- [Task material]:
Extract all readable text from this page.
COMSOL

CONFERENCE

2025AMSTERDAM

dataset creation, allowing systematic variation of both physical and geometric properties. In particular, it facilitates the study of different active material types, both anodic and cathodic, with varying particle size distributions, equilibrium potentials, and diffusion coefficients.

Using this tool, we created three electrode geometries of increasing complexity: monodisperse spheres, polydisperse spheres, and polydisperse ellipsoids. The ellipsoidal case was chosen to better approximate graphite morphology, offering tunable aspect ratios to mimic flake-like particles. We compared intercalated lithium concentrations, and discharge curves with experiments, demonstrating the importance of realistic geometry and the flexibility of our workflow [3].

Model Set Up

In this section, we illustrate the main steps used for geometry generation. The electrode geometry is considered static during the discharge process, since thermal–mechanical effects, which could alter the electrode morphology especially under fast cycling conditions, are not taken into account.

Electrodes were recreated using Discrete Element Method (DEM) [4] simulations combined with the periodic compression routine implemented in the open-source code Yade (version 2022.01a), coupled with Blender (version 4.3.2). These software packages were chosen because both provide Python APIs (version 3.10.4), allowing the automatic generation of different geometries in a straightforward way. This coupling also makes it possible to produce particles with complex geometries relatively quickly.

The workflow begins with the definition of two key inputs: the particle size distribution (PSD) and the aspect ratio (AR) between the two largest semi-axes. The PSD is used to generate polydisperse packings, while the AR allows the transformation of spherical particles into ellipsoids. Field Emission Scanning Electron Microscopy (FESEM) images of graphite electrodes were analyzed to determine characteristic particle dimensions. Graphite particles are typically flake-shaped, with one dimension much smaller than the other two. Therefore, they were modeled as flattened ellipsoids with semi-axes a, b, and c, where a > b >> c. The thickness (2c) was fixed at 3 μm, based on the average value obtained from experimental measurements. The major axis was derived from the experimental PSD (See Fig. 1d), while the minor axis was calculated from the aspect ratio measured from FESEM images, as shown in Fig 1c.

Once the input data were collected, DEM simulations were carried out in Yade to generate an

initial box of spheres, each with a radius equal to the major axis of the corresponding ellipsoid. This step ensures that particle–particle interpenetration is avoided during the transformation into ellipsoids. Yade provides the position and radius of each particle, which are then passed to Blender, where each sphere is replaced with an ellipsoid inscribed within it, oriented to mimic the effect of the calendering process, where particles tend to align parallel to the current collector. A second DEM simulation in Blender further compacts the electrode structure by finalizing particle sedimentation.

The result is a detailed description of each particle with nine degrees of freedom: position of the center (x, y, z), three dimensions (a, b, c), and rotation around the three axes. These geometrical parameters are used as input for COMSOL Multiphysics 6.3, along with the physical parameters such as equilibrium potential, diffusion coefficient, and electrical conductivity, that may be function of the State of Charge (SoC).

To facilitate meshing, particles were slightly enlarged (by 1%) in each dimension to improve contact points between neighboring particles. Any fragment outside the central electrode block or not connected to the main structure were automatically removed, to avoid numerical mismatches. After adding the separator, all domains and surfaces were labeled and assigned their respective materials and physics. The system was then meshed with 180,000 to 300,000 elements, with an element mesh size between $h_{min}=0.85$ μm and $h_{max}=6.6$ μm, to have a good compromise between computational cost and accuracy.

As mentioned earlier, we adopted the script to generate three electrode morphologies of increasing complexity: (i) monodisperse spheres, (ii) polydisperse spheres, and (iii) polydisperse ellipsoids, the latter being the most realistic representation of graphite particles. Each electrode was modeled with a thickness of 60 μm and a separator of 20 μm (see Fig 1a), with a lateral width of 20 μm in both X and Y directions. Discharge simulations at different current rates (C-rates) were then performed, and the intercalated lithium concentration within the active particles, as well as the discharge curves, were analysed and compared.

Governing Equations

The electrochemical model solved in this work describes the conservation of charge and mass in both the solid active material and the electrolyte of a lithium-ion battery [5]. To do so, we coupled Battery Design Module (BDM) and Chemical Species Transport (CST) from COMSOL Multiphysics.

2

- [What you will do]: Output all of the material exactly as written.

- [Final result]:
Extract all readable text from this page.
COMSOL

CONFERENCE

2025AMSTERDAM

dataset creation, allowing systematic variation of both physical and geometric properties. In particular, it facilitates the study of different active material types, both anodic and cathodic, with varying particle size distributions, equilibrium potentials, and diffusion coefficients.

Using this tool, we created three electrode geometries of increasing complexity: monodisperse spheres, polydisperse spheres, and polydisperse ellipsoids. The ellipsoidal case was chosen to better approximate graphite morphology, offering tunable aspect ratios to mimic flake-like particles. We compared intercalated lithium concentrations, and discharge curves with experiments, demonstrating the importance of realistic geometry and the flexibility of our workflow [3].

Model Set Up

In this section, we illustrate the main steps used for geometry generation. The electrode geometry is considered static during the discharge process, since thermal–mechanical effects, which could alter the electrode morphology especially under fast cycling conditions, are not taken into account.

Electrodes were recreated using Discrete Element Method (DEM) [4] simulations combined with the periodic compression routine implemented in the open-source code Yade (version 2022.01a), coupled with Blender (version 4.3.2). These software packages were chosen because both provide Python APIs (version 3.10.4), allowing the automatic generation of different geometries in a straightforward way. This coupling also makes it possible to produce particles with complex geometries relatively quickly.

The workflow begins with the definition of two key inputs: the particle size distribution (PSD) and the aspect ratio (AR) between the two largest semi-axes. The PSD is used to generate polydisperse packings, while the AR allows the transformation of spherical particles into ellipsoids. Field Emission Scanning Electron Microscopy (FESEM) images of graphite electrodes were analyzed to determine characteristic particle dimensions. Graphite particles are typically flake-shaped, with one dimension much smaller than the other two. Therefore, they were modeled as flattened ellipsoids with semi-axes a, b, and c, where a > b >> c. The thickness (2c) was fixed at 3 μm, based on the average value obtained from experimental measurements. The major axis was derived from the experimental PSD (See Fig. 1d), while the minor axis was calculated from the aspect ratio measured from FESEM images, as shown in Fig 1c.

Once the input data were collected, DEM simulations were carried out in Yade to generate an

initial box of spheres, each with a radius equal to the major axis of the corresponding ellipsoid. This step ensures that particle–particle interpenetration is avoided during the transformation into ellipsoids. Yade provides the position and radius of each particle, which are then passed to Blender, where each sphere is replaced with an ellipsoid inscribed within it, oriented to mimic the effect of the calendering process, where particles tend to align parallel to the current collector. A second DEM simulation in Blender further compacts the electrode structure by finalizing particle sedimentation.

The result is a detailed description of each particle with nine degrees of freedom: position of the center (x, y, z), three dimensions (a, b, c), and rotation around the three axes. These geometrical parameters are used as input for COMSOL Multiphysics 6.3, along with the physical parameters such as equilibrium potential, diffusion coefficient, and electrical conductivity, that may be function of the State of Charge (SoC).

To facilitate meshing, particles were slightly enlarged (by 1%) in each dimension to improve contact points between neighboring particles. Any fragment outside the central electrode block or not connected to the main structure were automatically removed, to avoid numerical mismatches. After adding the separator, all domains and surfaces were labeled and assigned their respective materials and physics. The system was then meshed with 180,000 to 300,000 elements, with an element mesh size between $h_{min}=0.85$ μm and $h_{max}=6.6$ μm, to have a good compromise between computational cost and accuracy.

As mentioned earlier, we adopted the script to generate three electrode morphologies of increasing complexity: (i) monodisperse spheres, (ii) polydisperse spheres, and (iii) polydisperse ellipsoids, the latter being the most realistic representation of graphite particles. Each electrode was modeled with a thickness of 60 μm and a separator of 20 μm (see Fig 1a), with a lateral width of 20 μm in both X and Y directions. Discharge simulations at different current rates (C-rates) were then performed, and the intercalated lithium concentration within the active particles, as well as the discharge curves, were analysed and compared.

Governing Equations

The electrochemical model solved in this work describes the conservation of charge and mass in both the solid active material and the electrolyte of a lithium-ion battery [5]. To do so, we coupled Battery Design Module (BDM) and Chemical Species Transport (CST) from COMSOL Multiphysics.

2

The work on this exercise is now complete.